• [TASK BRIEF]
Transcribe exactly the lines from the one containing "What data populates" through the end of the data, both included. Leave out pictures.

-------

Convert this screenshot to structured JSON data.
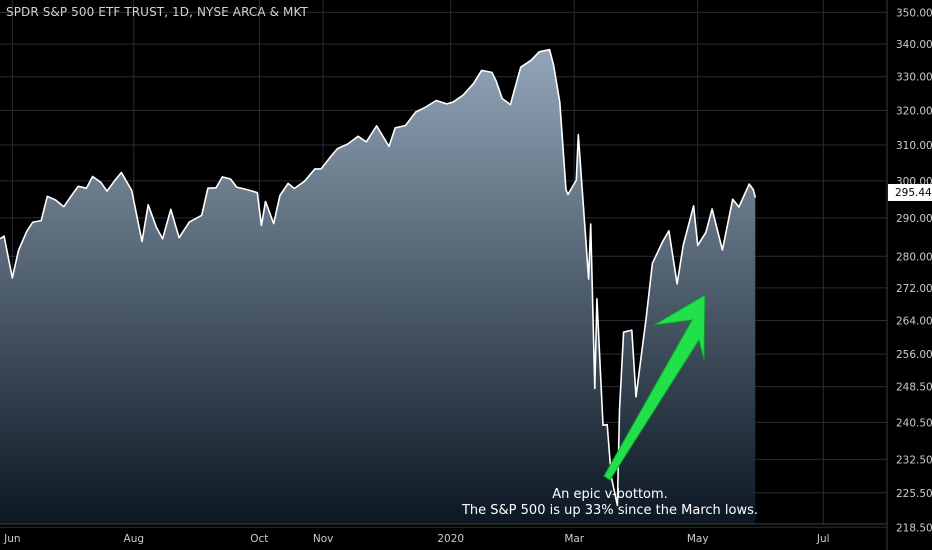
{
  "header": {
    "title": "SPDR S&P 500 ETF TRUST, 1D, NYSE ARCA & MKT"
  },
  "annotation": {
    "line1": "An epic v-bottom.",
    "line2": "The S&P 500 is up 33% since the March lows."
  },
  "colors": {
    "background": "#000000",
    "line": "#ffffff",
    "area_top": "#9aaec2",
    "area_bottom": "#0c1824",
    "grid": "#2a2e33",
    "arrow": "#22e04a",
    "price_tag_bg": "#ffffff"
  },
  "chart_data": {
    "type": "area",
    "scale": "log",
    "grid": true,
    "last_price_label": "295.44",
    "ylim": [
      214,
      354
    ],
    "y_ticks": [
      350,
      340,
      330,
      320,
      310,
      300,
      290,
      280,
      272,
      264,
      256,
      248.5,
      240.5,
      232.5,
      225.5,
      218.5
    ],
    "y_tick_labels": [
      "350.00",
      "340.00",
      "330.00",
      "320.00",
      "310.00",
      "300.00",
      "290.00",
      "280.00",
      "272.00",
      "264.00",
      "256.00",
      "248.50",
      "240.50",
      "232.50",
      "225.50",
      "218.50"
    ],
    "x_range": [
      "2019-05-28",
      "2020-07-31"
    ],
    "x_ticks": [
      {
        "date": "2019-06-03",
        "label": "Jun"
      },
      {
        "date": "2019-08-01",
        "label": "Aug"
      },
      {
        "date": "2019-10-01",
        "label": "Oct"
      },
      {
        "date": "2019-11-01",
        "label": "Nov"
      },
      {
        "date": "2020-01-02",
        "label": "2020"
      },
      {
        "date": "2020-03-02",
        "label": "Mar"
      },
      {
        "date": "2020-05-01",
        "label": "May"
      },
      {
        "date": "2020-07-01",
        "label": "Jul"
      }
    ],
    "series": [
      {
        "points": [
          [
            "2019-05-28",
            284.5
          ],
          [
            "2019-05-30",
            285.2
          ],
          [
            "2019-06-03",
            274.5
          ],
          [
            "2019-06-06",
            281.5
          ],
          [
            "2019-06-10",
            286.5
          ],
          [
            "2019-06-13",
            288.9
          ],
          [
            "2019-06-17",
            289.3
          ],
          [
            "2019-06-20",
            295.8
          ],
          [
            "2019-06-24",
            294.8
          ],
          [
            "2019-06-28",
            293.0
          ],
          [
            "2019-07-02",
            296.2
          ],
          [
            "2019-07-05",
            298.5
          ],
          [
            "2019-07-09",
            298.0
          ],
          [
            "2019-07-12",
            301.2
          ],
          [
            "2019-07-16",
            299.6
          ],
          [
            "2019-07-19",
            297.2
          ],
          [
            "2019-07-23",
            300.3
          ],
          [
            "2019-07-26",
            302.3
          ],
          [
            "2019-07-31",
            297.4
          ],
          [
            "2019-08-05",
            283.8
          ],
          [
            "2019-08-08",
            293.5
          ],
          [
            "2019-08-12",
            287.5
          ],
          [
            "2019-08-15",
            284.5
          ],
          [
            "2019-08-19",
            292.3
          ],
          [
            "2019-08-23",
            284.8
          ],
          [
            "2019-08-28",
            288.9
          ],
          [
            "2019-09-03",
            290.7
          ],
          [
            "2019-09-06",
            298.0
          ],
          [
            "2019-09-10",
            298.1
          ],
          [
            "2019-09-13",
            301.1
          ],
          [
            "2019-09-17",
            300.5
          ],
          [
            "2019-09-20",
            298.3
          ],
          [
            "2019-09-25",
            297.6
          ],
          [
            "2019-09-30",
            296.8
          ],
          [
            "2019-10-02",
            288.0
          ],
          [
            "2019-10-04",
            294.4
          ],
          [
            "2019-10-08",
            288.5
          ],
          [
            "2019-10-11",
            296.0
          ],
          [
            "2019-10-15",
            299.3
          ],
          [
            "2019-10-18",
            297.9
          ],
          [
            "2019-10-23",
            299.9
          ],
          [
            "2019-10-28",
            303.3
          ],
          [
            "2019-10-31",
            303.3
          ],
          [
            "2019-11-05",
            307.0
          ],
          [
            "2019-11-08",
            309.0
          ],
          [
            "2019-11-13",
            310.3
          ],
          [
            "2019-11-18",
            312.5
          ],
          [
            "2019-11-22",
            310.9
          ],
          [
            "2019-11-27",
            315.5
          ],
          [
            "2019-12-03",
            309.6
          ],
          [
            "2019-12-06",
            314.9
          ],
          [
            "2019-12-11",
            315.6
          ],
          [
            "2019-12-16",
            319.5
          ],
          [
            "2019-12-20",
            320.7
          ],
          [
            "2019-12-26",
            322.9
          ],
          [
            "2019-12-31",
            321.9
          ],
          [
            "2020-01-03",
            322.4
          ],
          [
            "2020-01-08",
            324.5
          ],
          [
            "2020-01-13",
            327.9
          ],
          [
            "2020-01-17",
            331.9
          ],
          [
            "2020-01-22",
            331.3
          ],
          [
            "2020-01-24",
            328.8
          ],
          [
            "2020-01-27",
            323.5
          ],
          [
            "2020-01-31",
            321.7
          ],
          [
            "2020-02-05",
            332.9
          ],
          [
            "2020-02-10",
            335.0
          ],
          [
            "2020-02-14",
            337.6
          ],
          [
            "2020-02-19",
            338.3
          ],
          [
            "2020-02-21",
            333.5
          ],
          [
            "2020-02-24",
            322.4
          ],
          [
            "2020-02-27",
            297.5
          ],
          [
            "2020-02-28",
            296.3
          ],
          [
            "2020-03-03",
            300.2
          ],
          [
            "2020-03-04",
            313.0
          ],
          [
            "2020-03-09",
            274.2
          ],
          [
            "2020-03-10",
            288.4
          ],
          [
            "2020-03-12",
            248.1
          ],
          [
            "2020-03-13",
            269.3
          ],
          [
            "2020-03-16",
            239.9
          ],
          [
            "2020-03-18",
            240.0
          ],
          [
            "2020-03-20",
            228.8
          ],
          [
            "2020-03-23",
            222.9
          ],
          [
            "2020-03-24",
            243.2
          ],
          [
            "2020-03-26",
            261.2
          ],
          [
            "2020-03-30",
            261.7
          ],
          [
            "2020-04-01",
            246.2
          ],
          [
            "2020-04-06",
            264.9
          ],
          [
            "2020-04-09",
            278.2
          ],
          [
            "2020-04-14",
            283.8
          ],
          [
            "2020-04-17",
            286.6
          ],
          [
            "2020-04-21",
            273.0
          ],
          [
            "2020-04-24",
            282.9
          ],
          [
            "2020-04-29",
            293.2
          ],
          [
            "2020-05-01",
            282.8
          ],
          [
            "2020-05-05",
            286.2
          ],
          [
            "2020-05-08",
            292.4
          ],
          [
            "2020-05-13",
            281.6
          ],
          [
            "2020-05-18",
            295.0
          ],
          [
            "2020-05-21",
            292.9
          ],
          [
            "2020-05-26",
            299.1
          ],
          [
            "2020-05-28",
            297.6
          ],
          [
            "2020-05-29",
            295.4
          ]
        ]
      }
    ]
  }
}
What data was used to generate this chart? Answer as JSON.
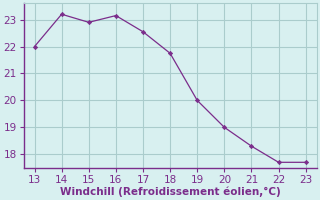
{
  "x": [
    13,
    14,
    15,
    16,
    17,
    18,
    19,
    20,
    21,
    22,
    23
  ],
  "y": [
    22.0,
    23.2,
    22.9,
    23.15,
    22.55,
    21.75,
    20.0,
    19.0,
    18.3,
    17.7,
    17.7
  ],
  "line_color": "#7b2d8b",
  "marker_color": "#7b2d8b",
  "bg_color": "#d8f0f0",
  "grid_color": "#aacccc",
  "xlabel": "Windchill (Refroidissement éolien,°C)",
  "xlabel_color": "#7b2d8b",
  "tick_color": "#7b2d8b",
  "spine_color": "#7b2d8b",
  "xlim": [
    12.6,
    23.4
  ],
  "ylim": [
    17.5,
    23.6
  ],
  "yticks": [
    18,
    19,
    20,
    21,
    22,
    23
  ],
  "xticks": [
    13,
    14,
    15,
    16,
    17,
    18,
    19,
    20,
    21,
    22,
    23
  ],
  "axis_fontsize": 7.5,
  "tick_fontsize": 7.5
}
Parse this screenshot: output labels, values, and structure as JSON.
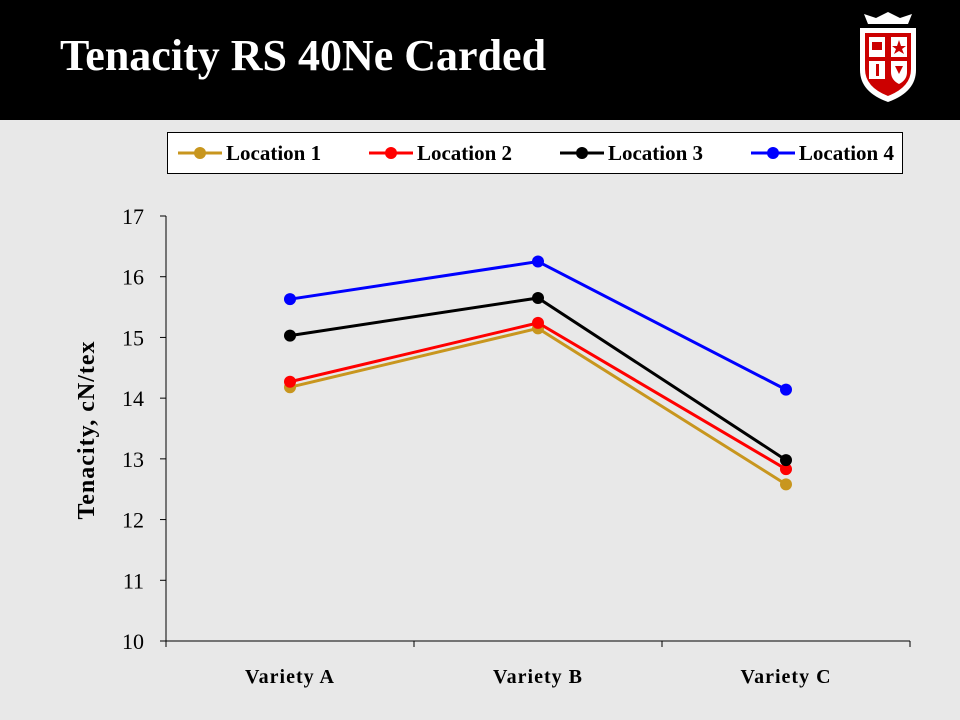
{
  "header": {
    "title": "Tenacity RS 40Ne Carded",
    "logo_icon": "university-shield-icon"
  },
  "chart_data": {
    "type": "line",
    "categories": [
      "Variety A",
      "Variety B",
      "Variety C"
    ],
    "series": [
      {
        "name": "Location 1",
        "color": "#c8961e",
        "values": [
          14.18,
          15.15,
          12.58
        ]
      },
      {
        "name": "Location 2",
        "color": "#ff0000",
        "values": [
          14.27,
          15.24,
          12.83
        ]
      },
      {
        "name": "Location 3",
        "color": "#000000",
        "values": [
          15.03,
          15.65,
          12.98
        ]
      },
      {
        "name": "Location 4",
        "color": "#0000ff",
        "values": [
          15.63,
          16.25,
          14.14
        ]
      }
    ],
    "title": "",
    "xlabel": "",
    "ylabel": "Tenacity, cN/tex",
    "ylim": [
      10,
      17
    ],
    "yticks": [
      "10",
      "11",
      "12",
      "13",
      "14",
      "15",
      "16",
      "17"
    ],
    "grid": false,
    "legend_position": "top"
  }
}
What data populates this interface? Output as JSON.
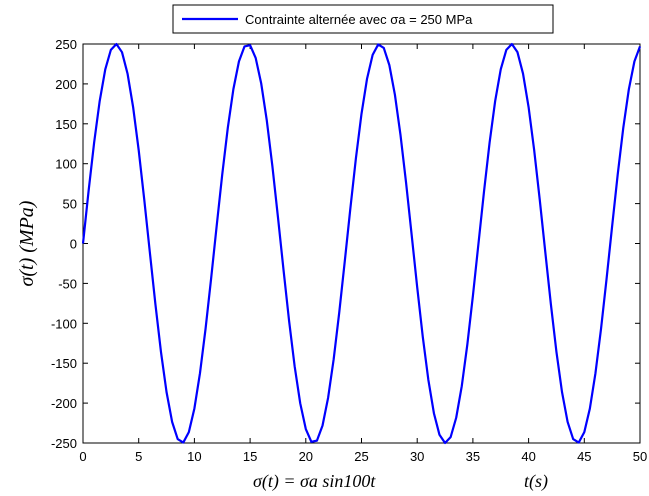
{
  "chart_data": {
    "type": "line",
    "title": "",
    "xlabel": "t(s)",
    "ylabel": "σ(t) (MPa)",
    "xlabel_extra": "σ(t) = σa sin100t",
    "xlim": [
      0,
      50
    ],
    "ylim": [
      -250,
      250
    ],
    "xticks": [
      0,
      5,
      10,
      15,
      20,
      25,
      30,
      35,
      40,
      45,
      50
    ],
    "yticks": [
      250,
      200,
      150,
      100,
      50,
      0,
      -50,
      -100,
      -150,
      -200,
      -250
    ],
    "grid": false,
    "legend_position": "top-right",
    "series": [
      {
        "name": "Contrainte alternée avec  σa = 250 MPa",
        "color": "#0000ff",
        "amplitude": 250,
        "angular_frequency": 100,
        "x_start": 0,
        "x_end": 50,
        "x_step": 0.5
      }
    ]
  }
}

-------

• [EXERCISE ANSWER]
What data populates this interface? Output as JSON.
{
  "chart_data": {
    "type": "line",
    "title": "",
    "xlabel": "t(s)",
    "ylabel": "σ(t) (MPa)",
    "xlabel_extra": "σ(t) = σa sin100t",
    "xlim": [
      0,
      50
    ],
    "ylim": [
      -250,
      250
    ],
    "xticks": [
      0,
      5,
      10,
      15,
      20,
      25,
      30,
      35,
      40,
      45,
      50
    ],
    "yticks": [
      250,
      200,
      150,
      100,
      50,
      0,
      -50,
      -100,
      -150,
      -200,
      -250
    ],
    "grid": false,
    "legend_position": "top-right",
    "series": [
      {
        "name": "Contrainte alternée avec  σa = 250 MPa",
        "color": "#0000ff",
        "amplitude": 250,
        "angular_frequency": 100,
        "x_start": 0,
        "x_end": 50,
        "x_step": 0.5
      }
    ]
  }
}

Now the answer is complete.